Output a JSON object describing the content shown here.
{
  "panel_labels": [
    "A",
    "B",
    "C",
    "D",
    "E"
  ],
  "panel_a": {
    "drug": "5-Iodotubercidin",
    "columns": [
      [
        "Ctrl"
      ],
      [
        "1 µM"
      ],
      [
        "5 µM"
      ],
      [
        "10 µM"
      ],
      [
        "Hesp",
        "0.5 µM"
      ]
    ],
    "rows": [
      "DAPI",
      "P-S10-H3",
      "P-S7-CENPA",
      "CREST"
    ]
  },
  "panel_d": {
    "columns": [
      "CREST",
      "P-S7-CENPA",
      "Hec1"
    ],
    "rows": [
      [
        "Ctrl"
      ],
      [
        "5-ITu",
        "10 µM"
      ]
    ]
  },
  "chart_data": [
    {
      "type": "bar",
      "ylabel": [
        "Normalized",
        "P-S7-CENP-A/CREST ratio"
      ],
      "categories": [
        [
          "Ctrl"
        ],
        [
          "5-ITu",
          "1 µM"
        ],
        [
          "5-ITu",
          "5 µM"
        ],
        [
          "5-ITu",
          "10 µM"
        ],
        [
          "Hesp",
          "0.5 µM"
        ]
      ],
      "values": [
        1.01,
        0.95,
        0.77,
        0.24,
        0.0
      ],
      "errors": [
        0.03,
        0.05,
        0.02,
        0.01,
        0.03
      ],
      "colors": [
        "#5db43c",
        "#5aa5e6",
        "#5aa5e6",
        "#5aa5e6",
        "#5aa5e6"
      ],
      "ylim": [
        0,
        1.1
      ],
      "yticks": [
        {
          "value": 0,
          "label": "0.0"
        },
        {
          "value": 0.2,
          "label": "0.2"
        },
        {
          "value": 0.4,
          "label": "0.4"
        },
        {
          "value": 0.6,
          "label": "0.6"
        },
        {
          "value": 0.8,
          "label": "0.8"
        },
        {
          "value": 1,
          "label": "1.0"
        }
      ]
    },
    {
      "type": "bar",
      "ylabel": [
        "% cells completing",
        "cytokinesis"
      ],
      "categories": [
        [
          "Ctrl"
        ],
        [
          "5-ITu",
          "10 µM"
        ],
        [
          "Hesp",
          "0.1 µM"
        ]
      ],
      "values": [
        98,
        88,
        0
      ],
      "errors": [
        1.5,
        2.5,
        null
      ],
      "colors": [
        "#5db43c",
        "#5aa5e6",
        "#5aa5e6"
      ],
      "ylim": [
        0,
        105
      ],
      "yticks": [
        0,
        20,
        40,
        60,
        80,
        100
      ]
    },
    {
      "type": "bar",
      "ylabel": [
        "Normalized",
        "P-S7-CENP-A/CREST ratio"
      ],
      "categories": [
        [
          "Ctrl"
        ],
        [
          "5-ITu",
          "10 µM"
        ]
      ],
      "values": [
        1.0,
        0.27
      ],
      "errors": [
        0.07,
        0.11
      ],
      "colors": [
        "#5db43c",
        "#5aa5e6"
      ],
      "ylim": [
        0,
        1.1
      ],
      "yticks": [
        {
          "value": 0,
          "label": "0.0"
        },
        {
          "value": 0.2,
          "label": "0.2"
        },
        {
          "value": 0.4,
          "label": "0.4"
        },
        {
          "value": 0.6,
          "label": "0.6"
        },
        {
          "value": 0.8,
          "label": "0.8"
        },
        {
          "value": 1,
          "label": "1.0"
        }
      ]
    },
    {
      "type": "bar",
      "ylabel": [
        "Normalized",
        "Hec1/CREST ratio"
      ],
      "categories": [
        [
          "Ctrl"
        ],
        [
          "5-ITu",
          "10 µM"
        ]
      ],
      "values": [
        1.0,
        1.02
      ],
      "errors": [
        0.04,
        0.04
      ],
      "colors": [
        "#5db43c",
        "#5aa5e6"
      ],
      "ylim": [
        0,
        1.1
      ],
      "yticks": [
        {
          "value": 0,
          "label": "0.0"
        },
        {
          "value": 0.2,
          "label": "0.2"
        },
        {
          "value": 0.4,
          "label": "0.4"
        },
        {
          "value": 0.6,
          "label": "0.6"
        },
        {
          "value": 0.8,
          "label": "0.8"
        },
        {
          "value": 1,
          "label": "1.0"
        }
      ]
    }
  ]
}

▶ **Work order**
Your answer should hold every line of the entries that contains the string "CREST".

▶ **Expected answer**
      "CREST"
      "CREST",
        "P-S7-CENP-A/CREST ratio"
        "P-S7-CENP-A/CREST ratio"
        "Hec1/CREST ratio"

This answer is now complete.